Problem requirements:
Give the entries again, word for word.

Information shown:
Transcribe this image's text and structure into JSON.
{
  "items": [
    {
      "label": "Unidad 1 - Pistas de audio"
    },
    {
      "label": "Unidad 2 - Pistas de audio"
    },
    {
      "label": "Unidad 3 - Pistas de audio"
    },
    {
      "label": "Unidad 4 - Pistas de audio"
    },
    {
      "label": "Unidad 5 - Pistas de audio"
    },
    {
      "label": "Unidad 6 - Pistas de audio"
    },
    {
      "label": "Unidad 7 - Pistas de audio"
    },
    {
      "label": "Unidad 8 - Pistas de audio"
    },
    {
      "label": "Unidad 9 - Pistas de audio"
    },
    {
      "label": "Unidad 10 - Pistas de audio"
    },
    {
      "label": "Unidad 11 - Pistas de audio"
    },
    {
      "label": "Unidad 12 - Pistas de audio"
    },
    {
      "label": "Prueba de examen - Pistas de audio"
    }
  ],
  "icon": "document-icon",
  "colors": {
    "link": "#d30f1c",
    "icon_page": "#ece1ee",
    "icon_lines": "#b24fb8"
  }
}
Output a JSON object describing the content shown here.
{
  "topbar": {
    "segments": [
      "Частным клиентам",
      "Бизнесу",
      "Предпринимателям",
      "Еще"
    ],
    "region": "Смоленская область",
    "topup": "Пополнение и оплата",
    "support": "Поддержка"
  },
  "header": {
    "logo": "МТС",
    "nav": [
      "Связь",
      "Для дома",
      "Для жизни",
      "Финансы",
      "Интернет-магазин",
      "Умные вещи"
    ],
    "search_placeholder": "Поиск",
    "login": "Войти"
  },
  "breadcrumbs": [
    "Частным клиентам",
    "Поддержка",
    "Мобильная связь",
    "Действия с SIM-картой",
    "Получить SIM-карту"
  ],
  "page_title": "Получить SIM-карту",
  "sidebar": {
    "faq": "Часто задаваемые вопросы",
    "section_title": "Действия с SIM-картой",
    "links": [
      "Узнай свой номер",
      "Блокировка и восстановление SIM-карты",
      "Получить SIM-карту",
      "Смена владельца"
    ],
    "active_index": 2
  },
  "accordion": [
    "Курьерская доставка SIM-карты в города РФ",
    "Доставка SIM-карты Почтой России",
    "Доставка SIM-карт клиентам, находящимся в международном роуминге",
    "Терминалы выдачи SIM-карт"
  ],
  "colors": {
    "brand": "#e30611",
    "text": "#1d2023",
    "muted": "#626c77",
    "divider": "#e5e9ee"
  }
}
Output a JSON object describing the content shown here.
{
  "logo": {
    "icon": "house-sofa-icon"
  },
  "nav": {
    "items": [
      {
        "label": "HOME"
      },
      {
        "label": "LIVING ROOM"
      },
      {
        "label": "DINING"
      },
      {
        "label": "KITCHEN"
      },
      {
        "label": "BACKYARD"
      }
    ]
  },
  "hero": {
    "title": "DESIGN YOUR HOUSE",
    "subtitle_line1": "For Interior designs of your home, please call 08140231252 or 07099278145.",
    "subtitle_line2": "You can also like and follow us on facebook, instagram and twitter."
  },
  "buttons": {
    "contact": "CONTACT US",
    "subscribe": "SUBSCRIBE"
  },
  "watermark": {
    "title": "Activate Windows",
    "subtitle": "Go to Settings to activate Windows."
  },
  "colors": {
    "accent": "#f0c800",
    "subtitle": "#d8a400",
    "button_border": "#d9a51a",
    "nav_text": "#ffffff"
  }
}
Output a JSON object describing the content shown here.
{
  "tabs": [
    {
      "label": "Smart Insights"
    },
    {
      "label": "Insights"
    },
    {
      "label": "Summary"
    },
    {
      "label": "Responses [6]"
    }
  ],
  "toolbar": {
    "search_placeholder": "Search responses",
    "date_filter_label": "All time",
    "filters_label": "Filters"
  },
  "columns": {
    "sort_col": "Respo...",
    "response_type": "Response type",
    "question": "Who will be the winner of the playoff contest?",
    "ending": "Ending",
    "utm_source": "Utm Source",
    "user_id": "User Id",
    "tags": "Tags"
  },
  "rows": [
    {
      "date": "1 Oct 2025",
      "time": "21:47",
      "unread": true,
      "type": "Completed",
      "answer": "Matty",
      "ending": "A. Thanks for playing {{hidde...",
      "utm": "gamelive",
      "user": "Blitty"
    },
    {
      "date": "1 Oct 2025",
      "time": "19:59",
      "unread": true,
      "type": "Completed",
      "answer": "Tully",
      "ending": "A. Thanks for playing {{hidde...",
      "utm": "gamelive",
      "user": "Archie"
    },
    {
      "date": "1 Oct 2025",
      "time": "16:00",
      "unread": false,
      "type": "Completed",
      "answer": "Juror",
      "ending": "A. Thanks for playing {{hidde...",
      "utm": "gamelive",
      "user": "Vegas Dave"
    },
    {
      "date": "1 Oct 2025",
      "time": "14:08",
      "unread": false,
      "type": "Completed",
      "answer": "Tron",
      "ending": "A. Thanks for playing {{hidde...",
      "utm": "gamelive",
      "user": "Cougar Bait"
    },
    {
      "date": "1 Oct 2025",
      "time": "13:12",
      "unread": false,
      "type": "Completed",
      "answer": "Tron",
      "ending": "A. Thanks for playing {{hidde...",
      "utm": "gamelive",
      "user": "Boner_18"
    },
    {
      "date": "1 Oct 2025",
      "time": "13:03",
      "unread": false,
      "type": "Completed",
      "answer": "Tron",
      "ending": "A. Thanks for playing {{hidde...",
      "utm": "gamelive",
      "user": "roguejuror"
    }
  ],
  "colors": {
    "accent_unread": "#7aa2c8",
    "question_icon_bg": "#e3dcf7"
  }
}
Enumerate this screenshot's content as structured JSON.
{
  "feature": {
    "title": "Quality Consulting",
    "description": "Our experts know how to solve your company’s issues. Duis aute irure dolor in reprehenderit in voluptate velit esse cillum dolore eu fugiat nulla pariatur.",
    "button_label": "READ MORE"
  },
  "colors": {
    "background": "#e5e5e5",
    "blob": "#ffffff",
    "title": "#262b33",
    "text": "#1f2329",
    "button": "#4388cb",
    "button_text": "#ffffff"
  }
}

Response to this task:
Transcribe this image's text and structure into JSON.
{
  "items": [
    {
      "label": "Unidad 1 - Pistas de audio"
    },
    {
      "label": "Unidad 2 - Pistas de audio"
    },
    {
      "label": "Unidad 3 - Pistas de audio"
    },
    {
      "label": "Unidad 4 - Pistas de audio"
    },
    {
      "label": "Unidad 5 - Pistas de audio"
    },
    {
      "label": "Unidad 6 - Pistas de audio"
    },
    {
      "label": "Unidad 7 - Pistas de audio"
    },
    {
      "label": "Unidad 8 - Pistas de audio"
    },
    {
      "label": "Unidad 9 - Pistas de audio"
    },
    {
      "label": "Unidad 10 - Pistas de audio"
    },
    {
      "label": "Unidad 11 - Pistas de audio"
    },
    {
      "label": "Unidad 12 - Pistas de audio"
    },
    {
      "label": "Prueba de examen - Pistas de audio"
    }
  ],
  "icon": "document-icon",
  "colors": {
    "link": "#d30f1c",
    "icon_page": "#ece1ee",
    "icon_lines": "#b24fb8"
  }
}
Output a JSON object describing the content shown here.
{
  "topbar": {
    "segments": [
      "Частным клиентам",
      "Бизнесу",
      "Предпринимателям",
      "Еще"
    ],
    "region": "Смоленская область",
    "topup": "Пополнение и оплата",
    "support": "Поддержка"
  },
  "header": {
    "logo": "МТС",
    "nav": [
      "Связь",
      "Для дома",
      "Для жизни",
      "Финансы",
      "Интернет-магазин",
      "Умные вещи"
    ],
    "search_placeholder": "Поиск",
    "login": "Войти"
  },
  "breadcrumbs": [
    "Частным клиентам",
    "Поддержка",
    "Мобильная связь",
    "Действия с SIM-картой",
    "Получить SIM-карту"
  ],
  "page_title": "Получить SIM-карту",
  "sidebar": {
    "faq": "Часто задаваемые вопросы",
    "section_title": "Действия с SIM-картой",
    "links": [
      "Узнай свой номер",
      "Блокировка и восстановление SIM-карты",
      "Получить SIM-карту",
      "Смена владельца"
    ],
    "active_index": 2
  },
  "accordion": [
    "Курьерская доставка SIM-карты в города РФ",
    "Доставка SIM-карты Почтой России",
    "Доставка SIM-карт клиентам, находящимся в международном роуминге",
    "Терминалы выдачи SIM-карт"
  ],
  "colors": {
    "brand": "#e30611",
    "text": "#1d2023",
    "muted": "#626c77",
    "divider": "#e5e9ee"
  }
}
Output a JSON object describing the content shown here.
{
  "logo": {
    "icon": "house-sofa-icon"
  },
  "nav": {
    "items": [
      {
        "label": "HOME"
      },
      {
        "label": "LIVING ROOM"
      },
      {
        "label": "DINING"
      },
      {
        "label": "KITCHEN"
      },
      {
        "label": "BACKYARD"
      }
    ]
  },
  "hero": {
    "title": "DESIGN YOUR HOUSE",
    "subtitle_line1": "For Interior designs of your home, please call 08140231252 or 07099278145.",
    "subtitle_line2": "You can also like and follow us on facebook, instagram and twitter."
  },
  "buttons": {
    "contact": "CONTACT US",
    "subscribe": "SUBSCRIBE"
  },
  "watermark": {
    "title": "Activate Windows",
    "subtitle": "Go to Settings to activate Windows."
  },
  "colors": {
    "accent": "#f0c800",
    "subtitle": "#d8a400",
    "button_border": "#d9a51a",
    "nav_text": "#ffffff"
  }
}
Output a JSON object describing the content shown here.
{
  "tabs": [
    {
      "label": "Smart Insights"
    },
    {
      "label": "Insights"
    },
    {
      "label": "Summary"
    },
    {
      "label": "Responses [6]"
    }
  ],
  "toolbar": {
    "search_placeholder": "Search responses",
    "date_filter_label": "All time",
    "filters_label": "Filters"
  },
  "columns": {
    "sort_col": "Respo...",
    "response_type": "Response type",
    "question": "Who will be the winner of the playoff contest?",
    "ending": "Ending",
    "utm_source": "Utm Source",
    "user_id": "User Id",
    "tags": "Tags"
  },
  "rows": [
    {
      "date": "1 Oct 2025",
      "time": "21:47",
      "unread": true,
      "type": "Completed",
      "answer": "Matty",
      "ending": "A. Thanks for playing {{hidde...",
      "utm": "gamelive",
      "user": "Blitty"
    },
    {
      "date": "1 Oct 2025",
      "time": "19:59",
      "unread": true,
      "type": "Completed",
      "answer": "Tully",
      "ending": "A. Thanks for playing {{hidde...",
      "utm": "gamelive",
      "user": "Archie"
    },
    {
      "date": "1 Oct 2025",
      "time": "16:00",
      "unread": false,
      "type": "Completed",
      "answer": "Juror",
      "ending": "A. Thanks for playing {{hidde...",
      "utm": "gamelive",
      "user": "Vegas Dave"
    },
    {
      "date": "1 Oct 2025",
      "time": "14:08",
      "unread": false,
      "type": "Completed",
      "answer": "Tron",
      "ending": "A. Thanks for playing {{hidde...",
      "utm": "gamelive",
      "user": "Cougar Bait"
    },
    {
      "date": "1 Oct 2025",
      "time": "13:12",
      "unread": false,
      "type": "Completed",
      "answer": "Tron",
      "ending": "A. Thanks for playing {{hidde...",
      "utm": "gamelive",
      "user": "Boner_18"
    },
    {
      "date": "1 Oct 2025",
      "time": "13:03",
      "unread": false,
      "type": "Completed",
      "answer": "Tron",
      "ending": "A. Thanks for playing {{hidde...",
      "utm": "gamelive",
      "user": "roguejuror"
    }
  ],
  "colors": {
    "accent_unread": "#7aa2c8",
    "question_icon_bg": "#e3dcf7"
  }
}
Enumerate this screenshot's content as structured JSON.
{
  "feature": {
    "title": "Quality Consulting",
    "description": "Our experts know how to solve your company’s issues. Duis aute irure dolor in reprehenderit in voluptate velit esse cillum dolore eu fugiat nulla pariatur.",
    "button_label": "READ MORE"
  },
  "colors": {
    "background": "#e5e5e5",
    "blob": "#ffffff",
    "title": "#262b33",
    "text": "#1f2329",
    "button": "#4388cb",
    "button_text": "#ffffff"
  }
}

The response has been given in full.